• [Task description]:
Find every line in the records that holds the string "효과적입니다". Copy each one.

• [Task material]:
>> Start
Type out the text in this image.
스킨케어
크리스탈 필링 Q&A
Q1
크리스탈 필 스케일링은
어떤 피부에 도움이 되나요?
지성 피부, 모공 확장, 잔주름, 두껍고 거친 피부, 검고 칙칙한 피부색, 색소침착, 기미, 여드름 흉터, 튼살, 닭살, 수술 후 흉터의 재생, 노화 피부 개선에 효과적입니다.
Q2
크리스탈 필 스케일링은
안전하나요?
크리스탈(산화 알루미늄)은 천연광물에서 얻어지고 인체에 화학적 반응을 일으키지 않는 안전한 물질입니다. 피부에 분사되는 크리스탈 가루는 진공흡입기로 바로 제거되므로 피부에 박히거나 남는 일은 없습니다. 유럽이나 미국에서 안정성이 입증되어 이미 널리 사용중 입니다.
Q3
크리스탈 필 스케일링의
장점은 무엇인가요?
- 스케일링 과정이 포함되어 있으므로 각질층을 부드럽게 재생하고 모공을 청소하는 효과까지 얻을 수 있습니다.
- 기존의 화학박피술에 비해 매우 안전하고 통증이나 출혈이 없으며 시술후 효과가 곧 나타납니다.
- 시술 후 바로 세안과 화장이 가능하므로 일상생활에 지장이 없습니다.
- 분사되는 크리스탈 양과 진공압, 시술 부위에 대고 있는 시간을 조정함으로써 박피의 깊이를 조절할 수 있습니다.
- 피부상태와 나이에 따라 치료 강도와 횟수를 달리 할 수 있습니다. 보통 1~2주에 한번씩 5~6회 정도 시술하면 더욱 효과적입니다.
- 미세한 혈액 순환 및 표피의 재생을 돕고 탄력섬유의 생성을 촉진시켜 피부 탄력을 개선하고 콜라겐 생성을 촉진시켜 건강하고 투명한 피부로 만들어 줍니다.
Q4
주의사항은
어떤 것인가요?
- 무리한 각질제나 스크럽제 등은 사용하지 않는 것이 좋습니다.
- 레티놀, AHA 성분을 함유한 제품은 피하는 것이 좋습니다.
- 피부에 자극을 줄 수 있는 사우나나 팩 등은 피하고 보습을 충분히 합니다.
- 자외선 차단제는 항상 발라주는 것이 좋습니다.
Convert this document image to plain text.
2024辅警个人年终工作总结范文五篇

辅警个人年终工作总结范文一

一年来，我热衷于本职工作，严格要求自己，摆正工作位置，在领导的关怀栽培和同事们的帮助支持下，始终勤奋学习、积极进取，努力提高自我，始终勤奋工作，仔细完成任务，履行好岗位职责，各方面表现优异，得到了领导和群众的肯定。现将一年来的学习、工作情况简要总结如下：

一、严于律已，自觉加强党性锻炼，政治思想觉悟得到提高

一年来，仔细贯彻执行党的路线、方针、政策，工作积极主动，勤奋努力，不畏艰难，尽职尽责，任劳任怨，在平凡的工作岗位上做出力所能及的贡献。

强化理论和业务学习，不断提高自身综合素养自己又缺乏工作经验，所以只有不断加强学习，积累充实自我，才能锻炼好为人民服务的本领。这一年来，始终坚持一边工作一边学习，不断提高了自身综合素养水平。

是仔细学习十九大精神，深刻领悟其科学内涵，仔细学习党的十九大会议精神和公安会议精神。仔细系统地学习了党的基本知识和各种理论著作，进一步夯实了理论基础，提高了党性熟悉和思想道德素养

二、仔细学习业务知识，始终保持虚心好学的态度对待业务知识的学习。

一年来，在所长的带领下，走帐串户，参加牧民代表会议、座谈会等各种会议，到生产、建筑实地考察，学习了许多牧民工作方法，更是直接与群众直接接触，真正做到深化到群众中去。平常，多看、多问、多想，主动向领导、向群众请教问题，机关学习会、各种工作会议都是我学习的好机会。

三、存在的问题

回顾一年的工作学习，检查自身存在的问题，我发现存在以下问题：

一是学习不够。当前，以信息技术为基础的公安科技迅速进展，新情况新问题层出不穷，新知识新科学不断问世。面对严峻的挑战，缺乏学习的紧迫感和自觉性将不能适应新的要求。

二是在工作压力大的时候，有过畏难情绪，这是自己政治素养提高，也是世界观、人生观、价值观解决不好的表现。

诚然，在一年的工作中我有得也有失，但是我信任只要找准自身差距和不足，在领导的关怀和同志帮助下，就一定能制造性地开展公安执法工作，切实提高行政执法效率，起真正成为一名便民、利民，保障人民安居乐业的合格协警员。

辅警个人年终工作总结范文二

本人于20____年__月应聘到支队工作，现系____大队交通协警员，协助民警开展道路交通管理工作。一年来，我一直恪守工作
>> End
• [Full response]:
지성 피부, 모공 확장, 잔주름, 두껍고 거친 피부, 검고 칙칙한 피부색, 색소침착, 기미, 여드름 흉터, 튼살, 닭살, 수술 후 흉터의 재생, 노화 피부 개선에 효과적입니다.
- 피부상태와 나이에 따라 치료 강도와 횟수를 달리 할 수 있습니다. 보통 1~2주에 한번씩 5~6회 정도 시술하면 더욱 효과적입니다.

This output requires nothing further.